What you will do> Identify each line in the records below that contains the word "things", and copy it.
** start of Record set **
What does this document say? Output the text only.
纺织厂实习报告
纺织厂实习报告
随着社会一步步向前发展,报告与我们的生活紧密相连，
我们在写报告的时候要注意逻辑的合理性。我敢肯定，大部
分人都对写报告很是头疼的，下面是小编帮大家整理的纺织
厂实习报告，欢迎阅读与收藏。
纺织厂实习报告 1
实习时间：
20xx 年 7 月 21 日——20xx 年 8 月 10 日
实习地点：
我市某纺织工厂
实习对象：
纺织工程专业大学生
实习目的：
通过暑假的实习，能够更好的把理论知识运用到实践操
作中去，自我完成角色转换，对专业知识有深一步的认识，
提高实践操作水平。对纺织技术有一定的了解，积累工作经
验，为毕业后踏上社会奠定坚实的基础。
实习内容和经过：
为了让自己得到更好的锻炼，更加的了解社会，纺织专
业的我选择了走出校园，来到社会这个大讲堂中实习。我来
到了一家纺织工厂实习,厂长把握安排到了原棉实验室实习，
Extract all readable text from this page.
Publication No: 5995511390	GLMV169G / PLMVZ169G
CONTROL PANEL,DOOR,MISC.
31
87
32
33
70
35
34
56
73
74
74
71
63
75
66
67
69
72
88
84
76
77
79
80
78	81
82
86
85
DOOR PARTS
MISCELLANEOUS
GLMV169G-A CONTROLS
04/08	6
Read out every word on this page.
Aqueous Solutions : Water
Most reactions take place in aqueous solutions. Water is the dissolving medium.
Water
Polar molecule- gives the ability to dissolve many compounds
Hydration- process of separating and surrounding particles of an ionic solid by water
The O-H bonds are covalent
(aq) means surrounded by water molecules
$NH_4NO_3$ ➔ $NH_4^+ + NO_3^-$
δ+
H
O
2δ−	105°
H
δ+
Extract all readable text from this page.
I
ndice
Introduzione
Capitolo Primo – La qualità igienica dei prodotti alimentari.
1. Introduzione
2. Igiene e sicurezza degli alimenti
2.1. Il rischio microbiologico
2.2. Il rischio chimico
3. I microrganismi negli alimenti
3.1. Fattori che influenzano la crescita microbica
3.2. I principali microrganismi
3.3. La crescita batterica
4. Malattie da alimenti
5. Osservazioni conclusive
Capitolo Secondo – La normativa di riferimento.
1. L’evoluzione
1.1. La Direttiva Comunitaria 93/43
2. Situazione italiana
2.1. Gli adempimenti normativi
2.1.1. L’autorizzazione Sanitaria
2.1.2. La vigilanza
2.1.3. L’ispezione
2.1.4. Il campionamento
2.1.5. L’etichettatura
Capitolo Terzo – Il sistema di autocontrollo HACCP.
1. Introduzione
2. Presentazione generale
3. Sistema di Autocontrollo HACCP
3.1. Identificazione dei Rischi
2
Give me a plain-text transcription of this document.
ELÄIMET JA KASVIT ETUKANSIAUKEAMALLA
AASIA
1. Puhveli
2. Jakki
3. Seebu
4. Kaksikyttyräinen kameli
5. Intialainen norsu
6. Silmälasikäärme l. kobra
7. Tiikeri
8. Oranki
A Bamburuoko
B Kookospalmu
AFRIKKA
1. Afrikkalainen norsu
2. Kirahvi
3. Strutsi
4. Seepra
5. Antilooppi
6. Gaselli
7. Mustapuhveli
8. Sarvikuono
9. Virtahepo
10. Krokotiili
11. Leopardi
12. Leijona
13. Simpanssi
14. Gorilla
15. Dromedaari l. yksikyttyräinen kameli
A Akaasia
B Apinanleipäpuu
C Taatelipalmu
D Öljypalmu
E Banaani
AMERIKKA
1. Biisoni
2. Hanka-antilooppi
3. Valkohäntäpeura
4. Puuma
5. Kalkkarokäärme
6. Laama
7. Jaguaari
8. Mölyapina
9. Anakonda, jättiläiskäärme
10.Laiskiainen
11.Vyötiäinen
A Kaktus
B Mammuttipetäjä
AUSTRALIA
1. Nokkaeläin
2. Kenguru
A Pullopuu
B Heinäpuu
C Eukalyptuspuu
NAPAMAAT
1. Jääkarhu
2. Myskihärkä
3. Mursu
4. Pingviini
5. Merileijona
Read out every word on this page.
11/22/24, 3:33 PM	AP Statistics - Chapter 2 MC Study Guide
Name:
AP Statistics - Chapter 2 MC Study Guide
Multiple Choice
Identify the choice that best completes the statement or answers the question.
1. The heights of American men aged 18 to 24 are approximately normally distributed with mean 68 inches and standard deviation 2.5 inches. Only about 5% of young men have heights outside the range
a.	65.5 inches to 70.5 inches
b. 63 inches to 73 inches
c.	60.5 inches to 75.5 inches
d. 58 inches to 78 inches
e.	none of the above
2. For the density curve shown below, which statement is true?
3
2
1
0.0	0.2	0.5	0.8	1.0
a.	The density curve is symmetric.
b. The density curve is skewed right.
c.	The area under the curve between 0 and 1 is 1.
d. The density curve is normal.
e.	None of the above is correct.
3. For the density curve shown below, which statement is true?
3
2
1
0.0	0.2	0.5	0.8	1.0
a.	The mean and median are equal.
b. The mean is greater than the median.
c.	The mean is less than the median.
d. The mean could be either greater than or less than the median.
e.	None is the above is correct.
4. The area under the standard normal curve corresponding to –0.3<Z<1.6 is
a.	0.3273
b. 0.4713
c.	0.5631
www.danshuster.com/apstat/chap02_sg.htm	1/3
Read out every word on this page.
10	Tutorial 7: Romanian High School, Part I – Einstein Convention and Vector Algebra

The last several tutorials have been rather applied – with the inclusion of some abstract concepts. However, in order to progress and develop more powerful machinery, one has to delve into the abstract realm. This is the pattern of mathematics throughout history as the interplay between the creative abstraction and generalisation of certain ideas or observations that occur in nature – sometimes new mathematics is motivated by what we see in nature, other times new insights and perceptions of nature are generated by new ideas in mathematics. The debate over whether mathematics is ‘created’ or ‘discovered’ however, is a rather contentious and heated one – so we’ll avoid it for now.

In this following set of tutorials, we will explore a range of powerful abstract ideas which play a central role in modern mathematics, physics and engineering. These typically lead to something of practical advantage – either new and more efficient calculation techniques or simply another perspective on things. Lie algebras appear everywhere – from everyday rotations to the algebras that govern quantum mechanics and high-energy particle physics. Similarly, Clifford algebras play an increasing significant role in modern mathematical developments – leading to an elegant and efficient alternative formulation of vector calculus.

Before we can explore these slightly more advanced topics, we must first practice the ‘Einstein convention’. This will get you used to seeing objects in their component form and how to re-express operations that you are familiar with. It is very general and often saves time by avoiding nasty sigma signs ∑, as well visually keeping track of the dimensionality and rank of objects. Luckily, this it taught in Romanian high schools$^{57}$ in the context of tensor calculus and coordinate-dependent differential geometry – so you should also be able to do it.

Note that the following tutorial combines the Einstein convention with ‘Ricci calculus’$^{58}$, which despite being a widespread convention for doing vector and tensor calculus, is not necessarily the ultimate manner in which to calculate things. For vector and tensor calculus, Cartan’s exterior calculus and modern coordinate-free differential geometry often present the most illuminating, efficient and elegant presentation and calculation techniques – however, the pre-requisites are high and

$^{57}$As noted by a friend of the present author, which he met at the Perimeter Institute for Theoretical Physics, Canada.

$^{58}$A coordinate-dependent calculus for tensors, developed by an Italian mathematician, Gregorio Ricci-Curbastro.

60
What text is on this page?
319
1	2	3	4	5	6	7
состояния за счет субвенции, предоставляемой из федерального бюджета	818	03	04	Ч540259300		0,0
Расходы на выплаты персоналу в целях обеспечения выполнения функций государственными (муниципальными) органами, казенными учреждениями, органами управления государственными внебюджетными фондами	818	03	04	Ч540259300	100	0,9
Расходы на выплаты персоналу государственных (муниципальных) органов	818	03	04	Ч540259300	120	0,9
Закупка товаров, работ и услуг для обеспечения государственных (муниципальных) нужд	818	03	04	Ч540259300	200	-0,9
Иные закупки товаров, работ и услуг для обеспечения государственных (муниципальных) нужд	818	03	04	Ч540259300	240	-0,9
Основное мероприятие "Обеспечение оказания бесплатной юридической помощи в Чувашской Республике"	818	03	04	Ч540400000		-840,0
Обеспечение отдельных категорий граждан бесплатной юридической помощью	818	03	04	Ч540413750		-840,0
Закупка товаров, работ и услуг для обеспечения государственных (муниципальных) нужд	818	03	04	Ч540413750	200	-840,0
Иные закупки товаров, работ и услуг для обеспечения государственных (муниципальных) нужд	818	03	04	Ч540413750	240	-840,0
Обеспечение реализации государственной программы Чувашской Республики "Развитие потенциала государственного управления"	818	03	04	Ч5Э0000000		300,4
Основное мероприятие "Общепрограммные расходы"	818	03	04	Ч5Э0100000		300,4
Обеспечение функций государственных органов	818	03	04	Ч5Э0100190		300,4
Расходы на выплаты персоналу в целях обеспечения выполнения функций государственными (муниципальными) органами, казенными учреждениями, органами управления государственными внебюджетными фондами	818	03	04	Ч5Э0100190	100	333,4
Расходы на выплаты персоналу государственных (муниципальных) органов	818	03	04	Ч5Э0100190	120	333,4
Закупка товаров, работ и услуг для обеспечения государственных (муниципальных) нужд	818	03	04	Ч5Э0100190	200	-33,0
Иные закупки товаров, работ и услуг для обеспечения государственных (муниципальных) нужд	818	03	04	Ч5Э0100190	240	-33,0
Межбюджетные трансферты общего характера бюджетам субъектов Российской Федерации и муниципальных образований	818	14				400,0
** end of Record set **
Written solution>
In this following set of tutorials, we will explore a range of powerful abstract ideas which play a central role in modern mathematics, physics and engineering. These typically lead to something of practical advantage – either new and more efficient calculation techniques or simply another perspective on things. Lie algebras appear everywhere – from everyday rotations to the algebras that govern quantum mechanics and high-energy particle physics. Similarly, Clifford algebras play an increasing significant role in modern mathematical developments – leading to an elegant and efficient alternative formulation of vector calculus.
Note that the following tutorial combines the Einstein convention with ‘Ricci calculus’$^{58}$, which despite being a widespread convention for doing vector and tensor calculus, is not necessarily the ultimate manner in which to calculate things. For vector and tensor calculus, Cartan’s exterior calculus and modern coordinate-free differential geometry often present the most illuminating, efficient and elegant presentation and calculation techniques – however, the pre-requisites are high and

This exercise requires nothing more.